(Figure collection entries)
:::
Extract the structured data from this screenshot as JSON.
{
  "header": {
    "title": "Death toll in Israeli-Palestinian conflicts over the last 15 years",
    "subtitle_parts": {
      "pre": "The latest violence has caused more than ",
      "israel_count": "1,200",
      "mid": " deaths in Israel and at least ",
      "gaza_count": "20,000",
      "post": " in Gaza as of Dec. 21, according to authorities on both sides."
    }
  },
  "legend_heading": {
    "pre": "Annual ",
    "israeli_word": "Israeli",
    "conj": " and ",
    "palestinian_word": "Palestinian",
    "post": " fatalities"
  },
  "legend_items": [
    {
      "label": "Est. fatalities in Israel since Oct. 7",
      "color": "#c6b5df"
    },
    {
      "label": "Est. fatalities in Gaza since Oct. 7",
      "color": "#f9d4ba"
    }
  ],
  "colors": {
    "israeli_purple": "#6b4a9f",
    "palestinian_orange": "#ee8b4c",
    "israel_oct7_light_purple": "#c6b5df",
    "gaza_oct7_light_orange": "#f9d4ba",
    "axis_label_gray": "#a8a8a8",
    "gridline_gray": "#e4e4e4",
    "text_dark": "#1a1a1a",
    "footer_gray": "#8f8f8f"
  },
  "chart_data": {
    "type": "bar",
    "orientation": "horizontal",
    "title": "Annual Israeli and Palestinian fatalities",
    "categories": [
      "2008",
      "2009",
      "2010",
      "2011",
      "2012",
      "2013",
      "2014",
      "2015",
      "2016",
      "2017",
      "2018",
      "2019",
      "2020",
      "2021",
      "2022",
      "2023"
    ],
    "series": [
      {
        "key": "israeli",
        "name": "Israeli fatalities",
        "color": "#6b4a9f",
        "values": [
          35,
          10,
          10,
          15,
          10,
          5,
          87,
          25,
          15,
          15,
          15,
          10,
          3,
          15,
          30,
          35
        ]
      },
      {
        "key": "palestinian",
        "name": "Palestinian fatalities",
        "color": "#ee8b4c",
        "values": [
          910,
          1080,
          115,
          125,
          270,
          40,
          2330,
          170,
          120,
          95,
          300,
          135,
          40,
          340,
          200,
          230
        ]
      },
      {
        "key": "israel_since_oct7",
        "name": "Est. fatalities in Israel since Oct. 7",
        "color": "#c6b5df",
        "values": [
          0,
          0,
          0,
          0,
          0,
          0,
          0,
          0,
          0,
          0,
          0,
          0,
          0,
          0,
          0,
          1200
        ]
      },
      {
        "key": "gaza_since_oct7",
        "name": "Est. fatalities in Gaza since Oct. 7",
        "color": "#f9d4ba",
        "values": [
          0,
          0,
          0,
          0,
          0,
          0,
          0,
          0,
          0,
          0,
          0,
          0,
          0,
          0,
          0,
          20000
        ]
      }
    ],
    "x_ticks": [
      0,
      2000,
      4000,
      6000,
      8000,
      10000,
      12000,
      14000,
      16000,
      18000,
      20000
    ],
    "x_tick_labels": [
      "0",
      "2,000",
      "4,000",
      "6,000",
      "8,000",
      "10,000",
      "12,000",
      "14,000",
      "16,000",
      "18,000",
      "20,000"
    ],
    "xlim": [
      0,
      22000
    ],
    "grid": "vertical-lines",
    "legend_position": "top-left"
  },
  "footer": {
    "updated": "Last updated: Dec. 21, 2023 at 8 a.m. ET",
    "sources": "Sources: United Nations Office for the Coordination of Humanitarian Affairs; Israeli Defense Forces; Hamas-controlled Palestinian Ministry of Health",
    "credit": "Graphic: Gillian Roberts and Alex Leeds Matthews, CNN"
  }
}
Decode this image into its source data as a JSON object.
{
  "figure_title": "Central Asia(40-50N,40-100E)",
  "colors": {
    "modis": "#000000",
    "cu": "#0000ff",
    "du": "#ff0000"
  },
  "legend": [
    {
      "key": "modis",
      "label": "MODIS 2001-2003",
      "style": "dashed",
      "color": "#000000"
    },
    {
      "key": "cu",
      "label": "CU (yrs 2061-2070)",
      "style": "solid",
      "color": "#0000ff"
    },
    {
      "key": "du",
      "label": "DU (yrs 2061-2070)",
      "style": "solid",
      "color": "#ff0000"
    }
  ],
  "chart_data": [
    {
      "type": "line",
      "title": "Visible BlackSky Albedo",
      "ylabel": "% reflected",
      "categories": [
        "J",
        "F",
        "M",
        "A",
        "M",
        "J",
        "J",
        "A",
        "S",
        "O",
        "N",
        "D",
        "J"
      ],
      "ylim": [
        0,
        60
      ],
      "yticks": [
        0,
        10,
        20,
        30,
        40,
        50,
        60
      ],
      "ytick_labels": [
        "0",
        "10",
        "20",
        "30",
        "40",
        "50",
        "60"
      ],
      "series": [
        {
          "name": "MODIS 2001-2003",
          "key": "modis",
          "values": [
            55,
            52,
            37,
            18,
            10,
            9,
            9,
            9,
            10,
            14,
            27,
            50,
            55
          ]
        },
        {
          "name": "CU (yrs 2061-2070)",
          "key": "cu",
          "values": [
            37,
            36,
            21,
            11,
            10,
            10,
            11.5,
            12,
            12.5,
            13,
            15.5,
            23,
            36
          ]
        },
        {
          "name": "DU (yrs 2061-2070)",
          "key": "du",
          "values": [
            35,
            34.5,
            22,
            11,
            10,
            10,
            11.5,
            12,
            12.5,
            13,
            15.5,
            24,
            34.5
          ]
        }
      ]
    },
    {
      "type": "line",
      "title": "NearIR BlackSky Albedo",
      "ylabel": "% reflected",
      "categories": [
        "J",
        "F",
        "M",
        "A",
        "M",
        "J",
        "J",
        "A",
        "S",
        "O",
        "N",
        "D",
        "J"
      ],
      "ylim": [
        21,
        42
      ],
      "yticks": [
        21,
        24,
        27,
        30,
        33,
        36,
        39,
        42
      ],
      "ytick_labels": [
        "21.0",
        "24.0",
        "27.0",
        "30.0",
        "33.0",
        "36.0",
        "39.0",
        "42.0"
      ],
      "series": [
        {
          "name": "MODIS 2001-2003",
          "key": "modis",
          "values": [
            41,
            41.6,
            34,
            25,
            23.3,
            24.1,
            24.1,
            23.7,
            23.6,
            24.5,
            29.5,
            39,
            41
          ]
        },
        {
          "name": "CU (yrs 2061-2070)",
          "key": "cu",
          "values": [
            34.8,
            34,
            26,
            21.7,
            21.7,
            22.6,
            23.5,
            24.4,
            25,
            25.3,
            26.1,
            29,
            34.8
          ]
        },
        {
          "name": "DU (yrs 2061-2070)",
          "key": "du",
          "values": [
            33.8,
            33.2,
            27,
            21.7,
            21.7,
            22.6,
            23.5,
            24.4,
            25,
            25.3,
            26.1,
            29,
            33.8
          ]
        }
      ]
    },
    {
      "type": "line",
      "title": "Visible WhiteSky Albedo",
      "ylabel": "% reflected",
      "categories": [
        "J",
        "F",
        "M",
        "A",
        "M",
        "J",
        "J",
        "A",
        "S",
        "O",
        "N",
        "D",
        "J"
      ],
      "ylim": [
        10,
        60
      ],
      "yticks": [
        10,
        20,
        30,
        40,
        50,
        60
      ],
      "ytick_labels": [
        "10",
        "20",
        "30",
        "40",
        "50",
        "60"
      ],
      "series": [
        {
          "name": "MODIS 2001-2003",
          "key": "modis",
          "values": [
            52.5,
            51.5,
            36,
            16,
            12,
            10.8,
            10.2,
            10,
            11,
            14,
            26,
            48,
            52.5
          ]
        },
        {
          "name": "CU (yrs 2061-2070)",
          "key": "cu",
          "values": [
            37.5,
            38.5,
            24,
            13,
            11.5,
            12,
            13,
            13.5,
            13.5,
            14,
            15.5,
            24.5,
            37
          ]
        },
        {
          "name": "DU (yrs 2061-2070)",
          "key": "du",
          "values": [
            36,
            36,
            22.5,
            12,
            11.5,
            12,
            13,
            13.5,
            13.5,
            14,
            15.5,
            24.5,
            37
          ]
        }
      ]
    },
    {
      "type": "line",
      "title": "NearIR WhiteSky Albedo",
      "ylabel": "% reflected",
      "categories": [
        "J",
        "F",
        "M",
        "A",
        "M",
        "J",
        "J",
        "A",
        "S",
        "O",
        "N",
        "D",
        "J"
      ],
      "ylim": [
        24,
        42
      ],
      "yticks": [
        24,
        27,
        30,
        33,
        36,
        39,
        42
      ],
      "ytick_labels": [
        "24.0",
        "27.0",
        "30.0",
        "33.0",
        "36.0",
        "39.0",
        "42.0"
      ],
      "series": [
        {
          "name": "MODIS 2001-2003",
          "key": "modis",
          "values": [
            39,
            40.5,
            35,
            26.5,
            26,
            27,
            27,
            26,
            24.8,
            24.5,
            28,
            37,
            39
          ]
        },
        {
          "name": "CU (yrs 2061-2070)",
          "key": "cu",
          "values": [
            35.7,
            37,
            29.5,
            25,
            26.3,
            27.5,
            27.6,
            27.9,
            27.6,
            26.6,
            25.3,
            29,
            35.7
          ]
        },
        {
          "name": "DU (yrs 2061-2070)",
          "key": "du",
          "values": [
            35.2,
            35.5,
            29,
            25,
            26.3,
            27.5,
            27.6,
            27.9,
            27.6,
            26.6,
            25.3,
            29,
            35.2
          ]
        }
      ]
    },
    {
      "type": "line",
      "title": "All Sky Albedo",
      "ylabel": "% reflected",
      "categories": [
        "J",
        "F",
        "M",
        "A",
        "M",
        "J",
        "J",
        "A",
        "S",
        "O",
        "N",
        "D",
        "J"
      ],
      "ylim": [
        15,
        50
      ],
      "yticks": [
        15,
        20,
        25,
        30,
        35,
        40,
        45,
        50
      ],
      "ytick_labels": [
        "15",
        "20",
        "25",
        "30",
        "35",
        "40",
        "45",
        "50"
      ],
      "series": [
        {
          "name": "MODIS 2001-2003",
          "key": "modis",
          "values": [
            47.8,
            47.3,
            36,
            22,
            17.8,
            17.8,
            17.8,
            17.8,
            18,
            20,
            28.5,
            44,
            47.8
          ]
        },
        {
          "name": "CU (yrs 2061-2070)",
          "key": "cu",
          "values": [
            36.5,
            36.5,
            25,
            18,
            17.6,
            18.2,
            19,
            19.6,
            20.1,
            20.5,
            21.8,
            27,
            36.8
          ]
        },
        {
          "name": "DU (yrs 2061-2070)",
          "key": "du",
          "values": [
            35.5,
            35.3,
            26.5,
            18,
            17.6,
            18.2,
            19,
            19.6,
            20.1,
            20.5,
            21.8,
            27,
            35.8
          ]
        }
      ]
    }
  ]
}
:::
> _DIRECTIVE_:
In the listing, find every line with the word "WhiteSky" and state how many there are, nothing more.

> _ANSWER TO THE EXERCISE_:
2